== RAW RECORDS

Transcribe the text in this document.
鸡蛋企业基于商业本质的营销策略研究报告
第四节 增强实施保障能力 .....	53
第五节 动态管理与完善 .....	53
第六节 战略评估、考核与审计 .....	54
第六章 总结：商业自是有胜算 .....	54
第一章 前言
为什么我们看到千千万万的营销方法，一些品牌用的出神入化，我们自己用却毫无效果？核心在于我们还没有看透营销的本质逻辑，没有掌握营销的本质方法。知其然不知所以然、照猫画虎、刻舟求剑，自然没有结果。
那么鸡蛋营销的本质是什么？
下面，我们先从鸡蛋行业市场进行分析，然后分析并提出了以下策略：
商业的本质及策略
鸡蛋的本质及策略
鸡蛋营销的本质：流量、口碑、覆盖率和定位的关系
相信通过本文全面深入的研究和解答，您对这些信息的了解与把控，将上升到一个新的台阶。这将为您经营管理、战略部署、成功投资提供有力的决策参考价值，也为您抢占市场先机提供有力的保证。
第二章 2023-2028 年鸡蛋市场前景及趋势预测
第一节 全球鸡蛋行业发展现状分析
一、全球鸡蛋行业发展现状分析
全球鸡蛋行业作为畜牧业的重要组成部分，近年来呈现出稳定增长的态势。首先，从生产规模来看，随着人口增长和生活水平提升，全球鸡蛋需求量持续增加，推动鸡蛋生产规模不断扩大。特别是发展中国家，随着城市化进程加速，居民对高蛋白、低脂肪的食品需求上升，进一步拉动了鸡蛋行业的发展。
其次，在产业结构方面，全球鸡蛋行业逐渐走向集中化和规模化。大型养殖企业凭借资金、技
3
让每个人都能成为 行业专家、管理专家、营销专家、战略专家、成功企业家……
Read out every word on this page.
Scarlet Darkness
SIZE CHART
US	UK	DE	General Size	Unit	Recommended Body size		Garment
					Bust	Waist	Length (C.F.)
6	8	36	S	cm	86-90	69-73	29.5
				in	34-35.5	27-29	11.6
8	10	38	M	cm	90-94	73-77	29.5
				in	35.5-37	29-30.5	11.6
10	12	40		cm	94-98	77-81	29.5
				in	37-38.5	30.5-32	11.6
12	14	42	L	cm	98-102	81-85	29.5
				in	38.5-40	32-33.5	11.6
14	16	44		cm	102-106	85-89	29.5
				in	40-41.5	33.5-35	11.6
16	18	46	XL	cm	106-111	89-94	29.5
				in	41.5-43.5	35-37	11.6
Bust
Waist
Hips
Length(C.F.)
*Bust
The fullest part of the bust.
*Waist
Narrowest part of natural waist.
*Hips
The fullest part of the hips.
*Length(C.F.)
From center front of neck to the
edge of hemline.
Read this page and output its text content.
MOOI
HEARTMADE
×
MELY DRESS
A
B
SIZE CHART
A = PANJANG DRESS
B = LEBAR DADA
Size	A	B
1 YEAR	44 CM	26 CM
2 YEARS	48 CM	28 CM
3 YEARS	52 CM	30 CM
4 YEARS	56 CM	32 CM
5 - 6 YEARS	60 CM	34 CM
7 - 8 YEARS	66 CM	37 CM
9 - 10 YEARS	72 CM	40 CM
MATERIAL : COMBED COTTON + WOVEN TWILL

====

THE REQUEST
Return exactly the lines from the one containing "Read out every word on this page." through the last line of the records above, both included, and nothing else.

OUTPUT BELOW
Read out every word on this page.
Scarlet Darkness
SIZE CHART
US	UK	DE	General Size	Unit	Recommended Body size		Garment
					Bust	Waist	Length (C.F.)
6	8	36	S	cm	86-90	69-73	29.5
				in	34-35.5	27-29	11.6
8	10	38	M	cm	90-94	73-77	29.5
				in	35.5-37	29-30.5	11.6
10	12	40		cm	94-98	77-81	29.5
				in	37-38.5	30.5-32	11.6
12	14	42	L	cm	98-102	81-85	29.5
				in	38.5-40	32-33.5	11.6
14	16	44		cm	102-106	85-89	29.5
				in	40-41.5	33.5-35	11.6
16	18	46	XL	cm	106-111	89-94	29.5
				in	41.5-43.5	35-37	11.6
Bust
Waist
Hips
Length(C.F.)
*Bust
The fullest part of the bust.
*Waist
Narrowest part of natural waist.
*Hips
The fullest part of the hips.
*Length(C.F.)
From center front of neck to the
edge of hemline.
Read this page and output its text content.
MOOI
HEARTMADE
×
MELY DRESS
A
B
SIZE CHART
A = PANJANG DRESS
B = LEBAR DADA
Size	A	B
1 YEAR	44 CM	26 CM
2 YEARS	48 CM	28 CM
3 YEARS	52 CM	30 CM
4 YEARS	56 CM	32 CM
5 - 6 YEARS	60 CM	34 CM
7 - 8 YEARS	66 CM	37 CM
9 - 10 YEARS	72 CM	40 CM
MATERIAL : COMBED COTTON + WOVEN TWILL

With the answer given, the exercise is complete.